**Work to be completed:** Count every line below that contains "язків", then state the total with no other output.

**Dataset:**
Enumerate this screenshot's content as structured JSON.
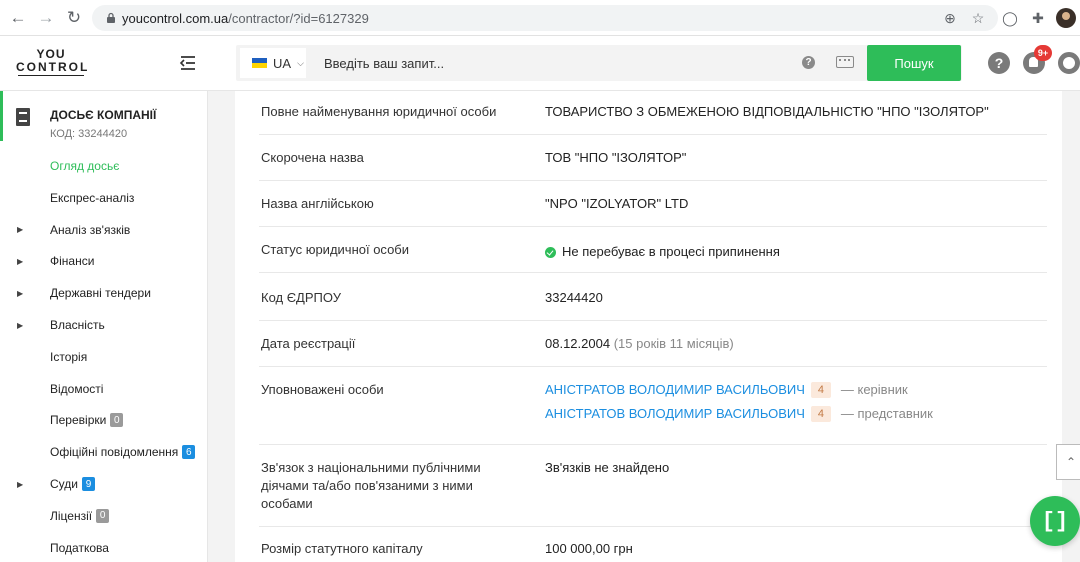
{
  "browser": {
    "url_domain": "youcontrol.com.ua",
    "url_path": "/contractor/?id=6127329"
  },
  "header": {
    "logo_line1": "YOU",
    "logo_line2": "CONTROL",
    "lang": "UA",
    "search_placeholder": "Введіть ваш запит...",
    "search_button": "Пошук",
    "help_symbol": "?",
    "notifications_badge": "9+"
  },
  "sidebar": {
    "title": "ДОСЬЄ КОМПАНІЇ",
    "code": "КОД: 33244420",
    "items": [
      {
        "label": "Огляд досьє",
        "active": true,
        "expandable": false
      },
      {
        "label": "Експрес-аналіз",
        "expandable": false
      },
      {
        "label": "Аналіз зв'язків",
        "expandable": true
      },
      {
        "label": "Фінанси",
        "expandable": true
      },
      {
        "label": "Державні тендери",
        "expandable": true
      },
      {
        "label": "Власність",
        "expandable": true
      },
      {
        "label": "Історія",
        "expandable": false
      },
      {
        "label": "Відомості",
        "expandable": false
      },
      {
        "label": "Перевірки",
        "badge": "0",
        "badge_color": "grey",
        "expandable": false
      },
      {
        "label": "Офіційні повідомлення",
        "badge": "6",
        "badge_color": "blue",
        "expandable": false
      },
      {
        "label": "Суди",
        "badge": "9",
        "badge_color": "blue",
        "expandable": true
      },
      {
        "label": "Ліцензії",
        "badge": "0",
        "badge_color": "grey",
        "expandable": false
      },
      {
        "label": "Податкова",
        "expandable": false
      }
    ]
  },
  "main": {
    "rows": [
      {
        "label": "Повне найменування юридичної особи",
        "value": "ТОВАРИСТВО З ОБМЕЖЕНОЮ ВІДПОВІДАЛЬНІСТЮ \"НПО \"ІЗОЛЯТОР\""
      },
      {
        "label": "Скорочена назва",
        "value": "ТОВ \"НПО \"ІЗОЛЯТОР\""
      },
      {
        "label": "Назва англійською",
        "value": "\"NPO \"IZOLYATOR\" LTD"
      },
      {
        "label": "Статус юридичної особи",
        "value": "Не перебуває в процесі припинення"
      },
      {
        "label": "Код ЄДРПОУ",
        "value": "33244420"
      },
      {
        "label": "Дата реєстрації",
        "value": "08.12.2004",
        "extra": "(15 років 11 місяців)"
      },
      {
        "label": "Уповноважені особи",
        "persons": [
          {
            "name": "АНІСТРАТОВ ВОЛОДИМИР ВАСИЛЬОВИЧ",
            "count": "4",
            "role": "— керівник"
          },
          {
            "name": "АНІСТРАТОВ ВОЛОДИМИР ВАСИЛЬОВИЧ",
            "count": "4",
            "role": "— представник"
          }
        ]
      },
      {
        "label_lines": [
          "Зв'язок з національними публічними",
          "діячами та/або пов'язаними з ними",
          "особами"
        ],
        "value": "Зв'язків не знайдено"
      },
      {
        "label": "Розмір статутного капіталу",
        "value": "100 000,00 грн"
      }
    ]
  },
  "colors": {
    "brand_green": "#2ebd59",
    "link_blue": "#1b8ee0",
    "badge_red": "#e53935"
  }
}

**Response to the exercise:** 2